Bentuk usaha tetap merupakan subjek pajak yang perlakuan perpajakannya dipersamakan dengan

Untuk lebih memahami tentang Subjek Pajak Badan, silahkan disimak penjelasan seputar Subjek Pajak Badan berikut ini.

Pajak Penghasilan dikenakan terhadap Subyek Pajak atas Penghasilan yang diterima atau diperolehnya dalam tahun pajak. Dalam pembahasan segmen Badan Usaha ini, yang menjadi subjek pajak adalah badan dan bentuk usaha tetap. Bentuk usaha tetap merupakan subjek pajak yang perlakuan perpajakannya dipersamakan dengan subjek pajak badan. Subjek pajak dibedakan menjadi subjek pajak dalam negeri dan subjek pajak luar negeri.

Subjek pajak dalam negeri adalah badan yang didirikan atau bertempat kedudukan di Indonesia, kecuali unit tertentu dari badan pemerintah yang memenuhi kriteria:

  1. pembentukannya berdasarkan ketentuan peraturan perundang-undangan;
  2. pembiayaannya bersumber dari Anggaran Pendapatan dan Belanja Negara atau Anggaran Pendapatan dan Belanja Daerah;
  3. penerimaannya dimasukkan dalam anggaran Pemerintah Pusat atau Pemerintah Daerah; dan
  4. pembukuannya diperiksa oleh aparat pengawasan fungsional negara; dan
  5. warisan yang belum terbagi sebagai satu kesatuan menggantikan yang berhak.

Subjek pajak luar negeri adalah badan yang tidak didirikan dan tidak bertempat kedudukan di Indonesia, yang menjalankan usaha atau melakukan kegiatan melalui bentuk usaha tetap di Indonesia; dan badan yang tidak didirikan dan tidak bertempat kedudukan di Indonesia, yang dapat menerima atau memperoleh penghasilan dari Indonesia tidak dari menjalankan usaha atau melakukan kegiatan melalui bentuk usaha tetap di Indonesia.

Bentuk usaha tetap (dalam pembahasan Badan Usaha) adalah bentuk usaha yang dipergunakan oleh badan yang tidak didirikan dan tidak bertempat kedudukan di Indonesia untuk menjalankan usaha atau melakukan kegiatan di Indonesia, yang dapat berupa:

  1. tempat kedudukan manajemen;
  2. cabang perusahaan;
  3. kantor perwakilan;
  4. gedung kantor;
  5. pabrik;
  6. bengkel;
  7. gudang;
  8. ruang untuk promosi dan penjualan;
  9. pertambangan dan penggalian sumber alam;
  10. wilayah kerja pertambangan minyak dan gas bumi;
  11. perikanan, peternakan, pertanian, perkebunan,atau kehutanan;
  12. proyek konstruksi, instalasi, atau proyek perakitan;
  13. pemberian jasa dalam bentuk apa pun oleh pegawai atau orang lain, sepanjang dilakukan lebih dari 60 (enam puluh) hari dalam jangka waktu 12 (dua belas) bulan;
  14. badan yang bertindak selaku agen yang kedudukannya tidak bebas;
  15. agen atau pegawai dari perusahan asuransi yang tidak didirikan dan tidak bertempat kedudukan di Indonesia yang menerima premi asuransi atau menanggung risiko di Indonesia; dan
  16. komputer, agen elektronik, atau peralatan otomatis yang dimiliki, disewa, atau digunakan oleh penyelenggara transaksi elektronik untuk menjalankan kegiatan usaha melalui internet.
:::::
**TUGAS LATIHAN**
**1.** Apa terjemahan bahasa Inggris dari kalimat "Subjek pajak dibedakan menjadi subjek pajak dalam negeri dan subjek pajak luar negeri." dalam teks tentang subjek pajak badan di atas?
**2.** Teruskan teks tentang subjek pajak badan di atas, mulai sesudah butir ke-16 tentang komputer, agen elektronik, atau peralatan otomatis.

(Rekaman dataset)
:::::
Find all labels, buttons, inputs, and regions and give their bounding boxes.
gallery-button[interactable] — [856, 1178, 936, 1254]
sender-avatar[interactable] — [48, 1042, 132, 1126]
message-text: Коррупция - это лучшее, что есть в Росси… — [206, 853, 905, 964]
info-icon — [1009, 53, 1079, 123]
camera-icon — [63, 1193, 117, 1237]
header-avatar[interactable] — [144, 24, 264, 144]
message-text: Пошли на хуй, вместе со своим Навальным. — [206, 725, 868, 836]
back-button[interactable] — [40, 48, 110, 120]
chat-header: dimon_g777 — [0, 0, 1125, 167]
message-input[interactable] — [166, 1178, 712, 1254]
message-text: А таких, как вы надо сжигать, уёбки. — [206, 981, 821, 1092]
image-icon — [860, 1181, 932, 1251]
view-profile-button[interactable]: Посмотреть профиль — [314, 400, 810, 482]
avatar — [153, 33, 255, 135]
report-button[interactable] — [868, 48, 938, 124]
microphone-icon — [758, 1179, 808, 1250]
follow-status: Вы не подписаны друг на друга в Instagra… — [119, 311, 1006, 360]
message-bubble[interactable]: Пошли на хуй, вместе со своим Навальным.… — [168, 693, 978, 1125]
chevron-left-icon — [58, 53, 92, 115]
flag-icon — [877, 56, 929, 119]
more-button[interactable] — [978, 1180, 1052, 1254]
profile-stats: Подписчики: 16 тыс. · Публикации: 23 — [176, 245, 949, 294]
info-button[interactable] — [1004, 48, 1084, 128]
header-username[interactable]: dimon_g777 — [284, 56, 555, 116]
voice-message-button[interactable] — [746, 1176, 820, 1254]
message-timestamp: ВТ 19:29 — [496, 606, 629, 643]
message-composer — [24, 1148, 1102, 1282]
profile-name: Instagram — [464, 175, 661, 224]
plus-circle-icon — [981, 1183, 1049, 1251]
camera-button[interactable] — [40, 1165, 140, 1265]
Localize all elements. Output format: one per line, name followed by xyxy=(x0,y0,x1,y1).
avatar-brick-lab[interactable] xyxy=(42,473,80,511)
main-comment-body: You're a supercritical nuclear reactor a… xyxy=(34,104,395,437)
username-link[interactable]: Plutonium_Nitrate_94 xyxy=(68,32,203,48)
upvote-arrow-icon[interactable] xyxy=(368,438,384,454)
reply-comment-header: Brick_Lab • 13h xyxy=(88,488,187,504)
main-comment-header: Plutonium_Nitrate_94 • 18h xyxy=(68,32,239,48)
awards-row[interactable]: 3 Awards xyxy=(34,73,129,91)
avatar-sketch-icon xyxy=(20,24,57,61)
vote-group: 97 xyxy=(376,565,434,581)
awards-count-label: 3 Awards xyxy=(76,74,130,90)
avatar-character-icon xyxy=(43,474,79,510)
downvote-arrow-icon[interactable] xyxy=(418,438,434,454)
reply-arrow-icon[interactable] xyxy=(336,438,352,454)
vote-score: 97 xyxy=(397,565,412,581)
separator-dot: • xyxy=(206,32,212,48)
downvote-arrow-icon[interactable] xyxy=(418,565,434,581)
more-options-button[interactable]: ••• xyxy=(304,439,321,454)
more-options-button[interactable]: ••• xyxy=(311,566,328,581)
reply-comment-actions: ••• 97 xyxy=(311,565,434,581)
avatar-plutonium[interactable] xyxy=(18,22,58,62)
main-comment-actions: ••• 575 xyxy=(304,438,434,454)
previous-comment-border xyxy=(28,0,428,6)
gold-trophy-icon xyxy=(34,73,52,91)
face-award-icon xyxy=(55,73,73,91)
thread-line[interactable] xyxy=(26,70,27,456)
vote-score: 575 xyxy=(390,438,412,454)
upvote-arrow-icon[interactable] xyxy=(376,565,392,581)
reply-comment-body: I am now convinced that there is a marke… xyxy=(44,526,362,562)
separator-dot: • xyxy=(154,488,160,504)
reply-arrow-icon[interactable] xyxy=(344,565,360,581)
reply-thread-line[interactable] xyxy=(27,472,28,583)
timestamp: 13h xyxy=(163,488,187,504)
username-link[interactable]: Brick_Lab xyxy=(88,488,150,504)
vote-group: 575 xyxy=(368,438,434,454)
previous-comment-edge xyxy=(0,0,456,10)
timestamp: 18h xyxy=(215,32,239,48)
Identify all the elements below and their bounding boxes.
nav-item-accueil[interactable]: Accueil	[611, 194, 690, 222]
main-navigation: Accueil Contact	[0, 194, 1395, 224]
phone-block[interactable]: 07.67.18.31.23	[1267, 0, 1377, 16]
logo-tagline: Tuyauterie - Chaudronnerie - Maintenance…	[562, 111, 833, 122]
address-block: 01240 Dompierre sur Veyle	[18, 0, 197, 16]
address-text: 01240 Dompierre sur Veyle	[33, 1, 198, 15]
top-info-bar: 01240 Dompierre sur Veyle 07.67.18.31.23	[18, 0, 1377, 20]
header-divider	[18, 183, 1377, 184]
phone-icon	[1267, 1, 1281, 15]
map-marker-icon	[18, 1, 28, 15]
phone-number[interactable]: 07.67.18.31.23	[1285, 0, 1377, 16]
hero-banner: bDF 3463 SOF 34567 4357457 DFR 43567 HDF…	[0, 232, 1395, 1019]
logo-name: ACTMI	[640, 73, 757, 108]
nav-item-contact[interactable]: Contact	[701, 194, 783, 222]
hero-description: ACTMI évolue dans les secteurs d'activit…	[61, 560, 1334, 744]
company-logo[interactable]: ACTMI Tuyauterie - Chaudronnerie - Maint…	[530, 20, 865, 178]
:::::
**JAWABAN LATIHAN**
**1.** Tax subjects are divided into domestic tax subjects and foreign tax subjects.

**2.**
Sedangkan yang tidak termasuk subjek pajak adalah:

  1. kantor perwakilan negara asing;
  2. pejabat-pejabat perwakilan diplomatik dan konsulat atau pejabat-pejabat lain dari negara asing dan orang-orang yang diperbantukan kepada mereka yang bekerja pada dan bertempat tinggal bersama-sama mereka dengan syarat bukan warga negara Indonesia dan di Indonesia tidak menerima atau memperoleh penghasilan di luar jabatan atau pekerjaannya tersebut serta negara bersangkutan memberikan perlakuan timbal balik;
  3. organisasi-organisasi internasional dengan syarat:
    1. Indonesia menjadi anggota organisasi tersebut;dan
    2. tidak menjalankan usaha atau kegiatan lain untuk memperoleh penghasilan dari Indonesia selain memberikan pinjaman kepada pemerintah yang dananya berasal dari iuran para anggota;
  4. pejabat-pejabat perwakilan organisasi internasional sebagaimana dimaksud pada huruf c, dengan syarat bukan warga negara Indonesia dan tidak menjalankan usaha, kegiatan, atau pekerjaan lain untuk memperoleh penghasilan dari Indonesia.

Organisasi internasional yang tidak termasuk subjek pajak ditetapkan dengan Keputusan Menteri Keuangan.

Pengertian BUT (Bentuk Usaha Tetap)

Pengertian BUT (Bentuk Usaha Tetap) adalah bentuk usaha yang dipergunakan oleh orang pribadi yang tidak bertempat tinggal di Indonesia, warga negara asing yang berada di Indonesia tidak lebih dari 183 (seratus delapan puluh tiga) hari dalam jangka waktu 12 (dua belas) bulan, Warga Negara Indonesia yang berada di luar Indonesia lebih dari 183 (seratus delapan puluh tiga) hari dalam jangka waktu 12 (dua belas) bulan dan badan yang tidak didirikan dan tidak bertempat kedudukan di Indonesia untuk menjalankan usaha atau melakukan kegiatan di Indonesia (Pasal 2 Undang-Undang Nomor 36 Tentang Pajak Penghasilan dan perubahannya).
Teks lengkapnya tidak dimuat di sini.